WHAT THE TASK ASKS ▸
Extract all of the entries and set them down verbatim.

[start DATA IN THIS EXERCISE]

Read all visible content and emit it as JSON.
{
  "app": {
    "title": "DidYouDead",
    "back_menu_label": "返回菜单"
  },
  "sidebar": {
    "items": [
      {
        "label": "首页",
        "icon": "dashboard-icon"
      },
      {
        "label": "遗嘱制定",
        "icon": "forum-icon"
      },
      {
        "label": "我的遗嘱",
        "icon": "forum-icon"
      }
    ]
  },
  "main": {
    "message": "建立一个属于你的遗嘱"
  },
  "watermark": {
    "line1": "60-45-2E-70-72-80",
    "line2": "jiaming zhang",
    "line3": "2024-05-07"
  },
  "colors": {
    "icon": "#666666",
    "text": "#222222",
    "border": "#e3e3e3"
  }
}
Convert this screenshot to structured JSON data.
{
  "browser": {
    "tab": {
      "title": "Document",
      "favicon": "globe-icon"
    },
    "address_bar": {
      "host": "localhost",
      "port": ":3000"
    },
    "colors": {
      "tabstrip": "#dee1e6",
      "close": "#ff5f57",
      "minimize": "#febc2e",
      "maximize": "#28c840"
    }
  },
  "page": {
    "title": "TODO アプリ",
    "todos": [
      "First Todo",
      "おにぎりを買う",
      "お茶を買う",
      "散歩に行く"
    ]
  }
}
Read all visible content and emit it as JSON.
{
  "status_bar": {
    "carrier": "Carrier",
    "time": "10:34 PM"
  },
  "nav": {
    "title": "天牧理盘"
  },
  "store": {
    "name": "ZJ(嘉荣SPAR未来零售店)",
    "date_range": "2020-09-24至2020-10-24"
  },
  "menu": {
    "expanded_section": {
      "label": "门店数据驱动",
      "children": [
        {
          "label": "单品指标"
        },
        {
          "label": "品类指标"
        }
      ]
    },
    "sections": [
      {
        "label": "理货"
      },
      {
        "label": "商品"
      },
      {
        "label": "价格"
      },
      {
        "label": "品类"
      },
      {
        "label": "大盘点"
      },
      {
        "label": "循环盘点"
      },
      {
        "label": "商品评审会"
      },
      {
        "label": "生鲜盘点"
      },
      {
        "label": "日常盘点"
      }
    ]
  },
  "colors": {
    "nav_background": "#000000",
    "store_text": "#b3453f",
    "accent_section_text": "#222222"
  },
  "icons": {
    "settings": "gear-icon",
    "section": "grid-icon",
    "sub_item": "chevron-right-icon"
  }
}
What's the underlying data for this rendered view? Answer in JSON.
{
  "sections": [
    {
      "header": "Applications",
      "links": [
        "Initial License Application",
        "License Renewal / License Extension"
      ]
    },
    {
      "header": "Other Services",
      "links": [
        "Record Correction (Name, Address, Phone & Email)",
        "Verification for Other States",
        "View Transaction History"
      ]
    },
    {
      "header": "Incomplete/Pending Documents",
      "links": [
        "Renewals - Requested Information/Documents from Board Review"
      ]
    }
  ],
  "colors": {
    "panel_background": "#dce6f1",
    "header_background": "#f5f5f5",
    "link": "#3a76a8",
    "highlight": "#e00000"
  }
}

[end DATA IN THIS EXERCISE]

ANSWER ▸
Read all visible content and emit it as JSON.
{
  "app": {
    "title": "DidYouDead",
    "back_menu_label": "返回菜单"
  },
  "sidebar": {
    "items": [
      {
        "label": "首页",
        "icon": "dashboard-icon"
      },
      {
        "label": "遗嘱制定",
        "icon": "forum-icon"
      },
      {
        "label": "我的遗嘱",
        "icon": "forum-icon"
      }
    ]
  },
  "main": {
    "message": "建立一个属于你的遗嘱"
  },
  "watermark": {
    "line1": "60-45-2E-70-72-80",
    "line2": "jiaming zhang",
    "line3": "2024-05-07"
  },
  "colors": {
    "icon": "#666666",
    "text": "#222222",
    "border": "#e3e3e3"
  }
}
Convert this screenshot to structured JSON data.
{
  "browser": {
    "tab": {
      "title": "Document",
      "favicon": "globe-icon"
    },
    "address_bar": {
      "host": "localhost",
      "port": ":3000"
    },
    "colors": {
      "tabstrip": "#dee1e6",
      "close": "#ff5f57",
      "minimize": "#febc2e",
      "maximize": "#28c840"
    }
  },
  "page": {
    "title": "TODO アプリ",
    "todos": [
      "First Todo",
      "おにぎりを買う",
      "お茶を買う",
      "散歩に行く"
    ]
  }
}
Read all visible content and emit it as JSON.
{
  "status_bar": {
    "carrier": "Carrier",
    "time": "10:34 PM"
  },
  "nav": {
    "title": "天牧理盘"
  },
  "store": {
    "name": "ZJ(嘉荣SPAR未来零售店)",
    "date_range": "2020-09-24至2020-10-24"
  },
  "menu": {
    "expanded_section": {
      "label": "门店数据驱动",
      "children": [
        {
          "label": "单品指标"
        },
        {
          "label": "品类指标"
        }
      ]
    },
    "sections": [
      {
        "label": "理货"
      },
      {
        "label": "商品"
      },
      {
        "label": "价格"
      },
      {
        "label": "品类"
      },
      {
        "label": "大盘点"
      },
      {
        "label": "循环盘点"
      },
      {
        "label": "商品评审会"
      },
      {
        "label": "生鲜盘点"
      },
      {
        "label": "日常盘点"
      }
    ]
  },
  "colors": {
    "nav_background": "#000000",
    "store_text": "#b3453f",
    "accent_section_text": "#222222"
  },
  "icons": {
    "settings": "gear-icon",
    "section": "grid-icon",
    "sub_item": "chevron-right-icon"
  }
}
What's the underlying data for this rendered view? Answer in JSON.
{
  "sections": [
    {
      "header": "Applications",
      "links": [
        "Initial License Application",
        "License Renewal / License Extension"
      ]
    },
    {
      "header": "Other Services",
      "links": [
        "Record Correction (Name, Address, Phone & Email)",
        "Verification for Other States",
        "View Transaction History"
      ]
    },
    {
      "header": "Incomplete/Pending Documents",
      "links": [
        "Renewals - Requested Information/Documents from Board Review"
      ]
    }
  ],
  "colors": {
    "panel_background": "#dce6f1",
    "header_background": "#f5f5f5",
    "link": "#3a76a8",
    "highlight": "#e00000"
  }
}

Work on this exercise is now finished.